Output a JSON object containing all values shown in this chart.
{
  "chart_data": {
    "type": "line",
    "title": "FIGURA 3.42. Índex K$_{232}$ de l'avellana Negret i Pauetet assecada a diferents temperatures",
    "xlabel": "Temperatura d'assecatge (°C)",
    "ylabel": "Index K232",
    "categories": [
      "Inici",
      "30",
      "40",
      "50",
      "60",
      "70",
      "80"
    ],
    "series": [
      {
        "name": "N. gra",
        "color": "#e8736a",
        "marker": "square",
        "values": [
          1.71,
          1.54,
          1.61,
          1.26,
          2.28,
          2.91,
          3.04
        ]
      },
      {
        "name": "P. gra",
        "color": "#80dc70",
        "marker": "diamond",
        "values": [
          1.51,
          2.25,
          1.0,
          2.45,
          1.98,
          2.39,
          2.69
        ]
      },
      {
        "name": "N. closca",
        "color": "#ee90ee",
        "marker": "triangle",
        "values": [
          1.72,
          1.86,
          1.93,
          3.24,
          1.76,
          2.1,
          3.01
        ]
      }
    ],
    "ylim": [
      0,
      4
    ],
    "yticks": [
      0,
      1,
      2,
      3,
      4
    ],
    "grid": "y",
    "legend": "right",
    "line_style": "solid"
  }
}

**Work instructions**
Extract every entry above as it appears.

**Answer for this exercise**
Output a JSON object containing all values shown in this chart.
{
  "chart_data": {
    "type": "line",
    "title": "FIGURA 3.42. Índex K$_{232}$ de l'avellana Negret i Pauetet assecada a diferents temperatures",
    "xlabel": "Temperatura d'assecatge (°C)",
    "ylabel": "Index K232",
    "categories": [
      "Inici",
      "30",
      "40",
      "50",
      "60",
      "70",
      "80"
    ],
    "series": [
      {
        "name": "N. gra",
        "color": "#e8736a",
        "marker": "square",
        "values": [
          1.71,
          1.54,
          1.61,
          1.26,
          2.28,
          2.91,
          3.04
        ]
      },
      {
        "name": "P. gra",
        "color": "#80dc70",
        "marker": "diamond",
        "values": [
          1.51,
          2.25,
          1.0,
          2.45,
          1.98,
          2.39,
          2.69
        ]
      },
      {
        "name": "N. closca",
        "color": "#ee90ee",
        "marker": "triangle",
        "values": [
          1.72,
          1.86,
          1.93,
          3.24,
          1.76,
          2.1,
          3.01
        ]
      }
    ],
    "ylim": [
      0,
      4
    ],
    "yticks": [
      0,
      1,
      2,
      3,
      4
    ],
    "grid": "y",
    "legend": "right",
    "line_style": "solid"
  }
}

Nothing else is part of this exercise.